(Records excerpted from a collection)
* BEGIN *
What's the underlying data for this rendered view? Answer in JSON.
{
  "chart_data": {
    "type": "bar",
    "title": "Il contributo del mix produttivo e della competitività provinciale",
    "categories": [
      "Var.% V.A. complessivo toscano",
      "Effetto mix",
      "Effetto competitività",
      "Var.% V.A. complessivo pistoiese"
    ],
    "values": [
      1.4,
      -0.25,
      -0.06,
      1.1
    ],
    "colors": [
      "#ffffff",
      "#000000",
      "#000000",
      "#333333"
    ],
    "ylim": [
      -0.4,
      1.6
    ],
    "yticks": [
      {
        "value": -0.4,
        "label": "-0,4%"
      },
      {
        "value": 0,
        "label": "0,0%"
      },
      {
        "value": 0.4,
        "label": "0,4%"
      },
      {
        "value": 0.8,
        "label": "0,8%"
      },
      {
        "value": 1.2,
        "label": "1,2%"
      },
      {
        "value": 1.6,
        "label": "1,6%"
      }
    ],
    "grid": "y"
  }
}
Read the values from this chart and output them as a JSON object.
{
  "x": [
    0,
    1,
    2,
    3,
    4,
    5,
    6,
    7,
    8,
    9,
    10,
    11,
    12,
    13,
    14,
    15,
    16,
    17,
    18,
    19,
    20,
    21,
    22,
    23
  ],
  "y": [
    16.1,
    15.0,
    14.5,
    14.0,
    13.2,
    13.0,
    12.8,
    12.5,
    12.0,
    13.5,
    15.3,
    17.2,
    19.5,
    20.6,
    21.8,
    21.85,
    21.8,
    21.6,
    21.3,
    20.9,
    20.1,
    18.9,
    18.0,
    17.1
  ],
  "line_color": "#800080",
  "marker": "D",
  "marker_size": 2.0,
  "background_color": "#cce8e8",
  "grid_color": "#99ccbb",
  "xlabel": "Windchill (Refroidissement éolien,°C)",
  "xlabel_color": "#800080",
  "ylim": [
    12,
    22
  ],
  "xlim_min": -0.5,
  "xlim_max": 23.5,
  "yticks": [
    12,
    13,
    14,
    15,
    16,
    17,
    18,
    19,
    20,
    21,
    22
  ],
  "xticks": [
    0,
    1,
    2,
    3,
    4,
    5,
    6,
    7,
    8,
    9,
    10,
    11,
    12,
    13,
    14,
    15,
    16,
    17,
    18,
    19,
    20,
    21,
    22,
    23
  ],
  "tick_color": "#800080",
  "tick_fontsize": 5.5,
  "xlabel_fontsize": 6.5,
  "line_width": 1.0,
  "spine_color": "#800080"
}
* END *
* Written request:
Write out all records exactly, keeping every detail.

* Exercise output:
What's the underlying data for this rendered view? Answer in JSON.
{
  "chart_data": {
    "type": "bar",
    "title": "Il contributo del mix produttivo e della competitività provinciale",
    "categories": [
      "Var.% V.A. complessivo toscano",
      "Effetto mix",
      "Effetto competitività",
      "Var.% V.A. complessivo pistoiese"
    ],
    "values": [
      1.4,
      -0.25,
      -0.06,
      1.1
    ],
    "colors": [
      "#ffffff",
      "#000000",
      "#000000",
      "#333333"
    ],
    "ylim": [
      -0.4,
      1.6
    ],
    "yticks": [
      {
        "value": -0.4,
        "label": "-0,4%"
      },
      {
        "value": 0,
        "label": "0,0%"
      },
      {
        "value": 0.4,
        "label": "0,4%"
      },
      {
        "value": 0.8,
        "label": "0,8%"
      },
      {
        "value": 1.2,
        "label": "1,2%"
      },
      {
        "value": 1.6,
        "label": "1,6%"
      }
    ],
    "grid": "y"
  }
}
Read the values from this chart and output them as a JSON object.
{
  "x": [
    0,
    1,
    2,
    3,
    4,
    5,
    6,
    7,
    8,
    9,
    10,
    11,
    12,
    13,
    14,
    15,
    16,
    17,
    18,
    19,
    20,
    21,
    22,
    23
  ],
  "y": [
    16.1,
    15.0,
    14.5,
    14.0,
    13.2,
    13.0,
    12.8,
    12.5,
    12.0,
    13.5,
    15.3,
    17.2,
    19.5,
    20.6,
    21.8,
    21.85,
    21.8,
    21.6,
    21.3,
    20.9,
    20.1,
    18.9,
    18.0,
    17.1
  ],
  "line_color": "#800080",
  "marker": "D",
  "marker_size": 2.0,
  "background_color": "#cce8e8",
  "grid_color": "#99ccbb",
  "xlabel": "Windchill (Refroidissement éolien,°C)",
  "xlabel_color": "#800080",
  "ylim": [
    12,
    22
  ],
  "xlim_min": -0.5,
  "xlim_max": 23.5,
  "yticks": [
    12,
    13,
    14,
    15,
    16,
    17,
    18,
    19,
    20,
    21,
    22
  ],
  "xticks": [
    0,
    1,
    2,
    3,
    4,
    5,
    6,
    7,
    8,
    9,
    10,
    11,
    12,
    13,
    14,
    15,
    16,
    17,
    18,
    19,
    20,
    21,
    22,
    23
  ],
  "tick_color": "#800080",
  "tick_fontsize": 5.5,
  "xlabel_fontsize": 6.5,
  "line_width": 1.0,
  "spine_color": "#800080"
}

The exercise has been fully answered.